Task brief: Print the entries that appear below, exactly as written and without their pictures.

- - - -

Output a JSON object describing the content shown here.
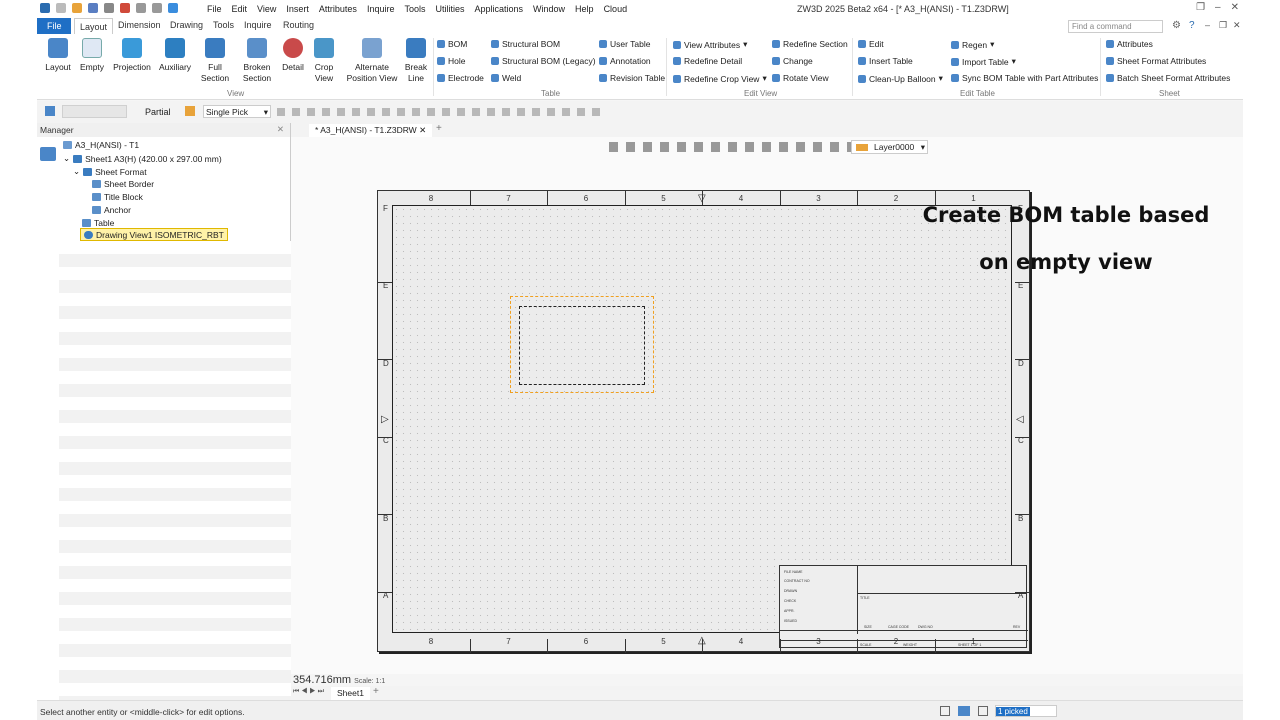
{
  "window": {
    "title": "ZW3D 2025 Beta2 x64 - [* A3_H(ANSI) - T1.Z3DRW]"
  },
  "menu": [
    "File",
    "Edit",
    "View",
    "Insert",
    "Attributes",
    "Inquire",
    "Tools",
    "Utilities",
    "Applications",
    "Window",
    "Help",
    "Cloud"
  ],
  "ribbon_tabs": [
    "File",
    "Layout",
    "Dimension",
    "Drawing",
    "Tools",
    "Inquire",
    "Routing"
  ],
  "search": {
    "placeholder": "Find a command"
  },
  "ribbon": {
    "view_group": {
      "label": "View",
      "buttons": [
        "Layout",
        "Empty",
        "Projection",
        "Auxiliary",
        "Full Section",
        "Broken Section",
        "Detail",
        "Crop View",
        "Alternate Position View",
        "Break Line"
      ]
    },
    "table_group": {
      "label": "Table",
      "items": [
        "BOM",
        "Hole",
        "Electrode",
        "Structural BOM",
        "Structural BOM (Legacy)",
        "Weld",
        "User Table",
        "Annotation",
        "Revision Table"
      ]
    },
    "edit_view_group": {
      "label": "Edit View",
      "items": [
        "View Attributes",
        "Redefine Detail",
        "Redefine Crop View",
        "Redefine Section",
        "Change",
        "Rotate View"
      ]
    },
    "edit_table_group": {
      "label": "Edit Table",
      "items": [
        "Edit",
        "Insert Table",
        "Clean-Up Balloon",
        "Regen",
        "Import Table",
        "Sync BOM Table with Part Attributes"
      ]
    },
    "sheet_group": {
      "label": "Sheet",
      "items": [
        "Attributes",
        "Sheet Format Attributes",
        "Batch Sheet Format Attributes"
      ]
    }
  },
  "toolbar": {
    "filter": "Partial",
    "pick": "Single Pick",
    "layer": "Layer0000"
  },
  "manager": {
    "title": "Manager",
    "tree": [
      "A3_H(ANSI) - T1",
      "Sheet1 A3(H) (420.00 x 297.00 mm)",
      "Sheet Format",
      "Sheet Border",
      "Title Block",
      "Anchor",
      "Table",
      "Drawing View1 ISOMETRIC_RBT"
    ]
  },
  "doc_tab": "* A3_H(ANSI) - T1.Z3DRW",
  "zones": {
    "cols": [
      "8",
      "7",
      "6",
      "5",
      "4",
      "3",
      "2",
      "1"
    ],
    "rows": [
      "F",
      "E",
      "D",
      "C",
      "B",
      "A"
    ]
  },
  "title_block": {
    "fields": [
      "FILE NAME",
      "CONTRACT NO",
      "DRAWN",
      "CHECK",
      "APPR.",
      "ISSUED",
      "SIZE",
      "CAGE CODE",
      "DWG NO",
      "REV",
      "SCALE",
      "WEIGHT",
      "SHEET 1 OF 1",
      "TITLE"
    ]
  },
  "overlay": {
    "line1": "Create BOM table based",
    "line2": "on empty view"
  },
  "readout": {
    "value": "354.716mm",
    "scale": "Scale: 1:1"
  },
  "sheet_tab": "Sheet1",
  "status": {
    "prompt": "Select another entity or <middle-click> for edit options.",
    "picked": "1 picked"
  }
}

- - - -

Exercise output:
Output a JSON object describing the content shown here.
{
  "window": {
    "title": "ZW3D 2025 Beta2 x64 - [* A3_H(ANSI) - T1.Z3DRW]"
  },
  "menu": [
    "File",
    "Edit",
    "View",
    "Insert",
    "Attributes",
    "Inquire",
    "Tools",
    "Utilities",
    "Applications",
    "Window",
    "Help",
    "Cloud"
  ],
  "ribbon_tabs": [
    "File",
    "Layout",
    "Dimension",
    "Drawing",
    "Tools",
    "Inquire",
    "Routing"
  ],
  "search": {
    "placeholder": "Find a command"
  },
  "ribbon": {
    "view_group": {
      "label": "View",
      "buttons": [
        "Layout",
        "Empty",
        "Projection",
        "Auxiliary",
        "Full Section",
        "Broken Section",
        "Detail",
        "Crop View",
        "Alternate Position View",
        "Break Line"
      ]
    },
    "table_group": {
      "label": "Table",
      "items": [
        "BOM",
        "Hole",
        "Electrode",
        "Structural BOM",
        "Structural BOM (Legacy)",
        "Weld",
        "User Table",
        "Annotation",
        "Revision Table"
      ]
    },
    "edit_view_group": {
      "label": "Edit View",
      "items": [
        "View Attributes",
        "Redefine Detail",
        "Redefine Crop View",
        "Redefine Section",
        "Change",
        "Rotate View"
      ]
    },
    "edit_table_group": {
      "label": "Edit Table",
      "items": [
        "Edit",
        "Insert Table",
        "Clean-Up Balloon",
        "Regen",
        "Import Table",
        "Sync BOM Table with Part Attributes"
      ]
    },
    "sheet_group": {
      "label": "Sheet",
      "items": [
        "Attributes",
        "Sheet Format Attributes",
        "Batch Sheet Format Attributes"
      ]
    }
  },
  "toolbar": {
    "filter": "Partial",
    "pick": "Single Pick",
    "layer": "Layer0000"
  },
  "manager": {
    "title": "Manager",
    "tree": [
      "A3_H(ANSI) - T1",
      "Sheet1 A3(H) (420.00 x 297.00 mm)",
      "Sheet Format",
      "Sheet Border",
      "Title Block",
      "Anchor",
      "Table",
      "Drawing View1 ISOMETRIC_RBT"
    ]
  },
  "doc_tab": "* A3_H(ANSI) - T1.Z3DRW",
  "zones": {
    "cols": [
      "8",
      "7",
      "6",
      "5",
      "4",
      "3",
      "2",
      "1"
    ],
    "rows": [
      "F",
      "E",
      "D",
      "C",
      "B",
      "A"
    ]
  },
  "title_block": {
    "fields": [
      "FILE NAME",
      "CONTRACT NO",
      "DRAWN",
      "CHECK",
      "APPR.",
      "ISSUED",
      "SIZE",
      "CAGE CODE",
      "DWG NO",
      "REV",
      "SCALE",
      "WEIGHT",
      "SHEET 1 OF 1",
      "TITLE"
    ]
  },
  "overlay": {
    "line1": "Create BOM table based",
    "line2": "on empty view"
  },
  "readout": {
    "value": "354.716mm",
    "scale": "Scale: 1:1"
  },
  "sheet_tab": "Sheet1",
  "status": {
    "prompt": "Select another entity or <middle-click> for edit options.",
    "picked": "1 picked"
  }
}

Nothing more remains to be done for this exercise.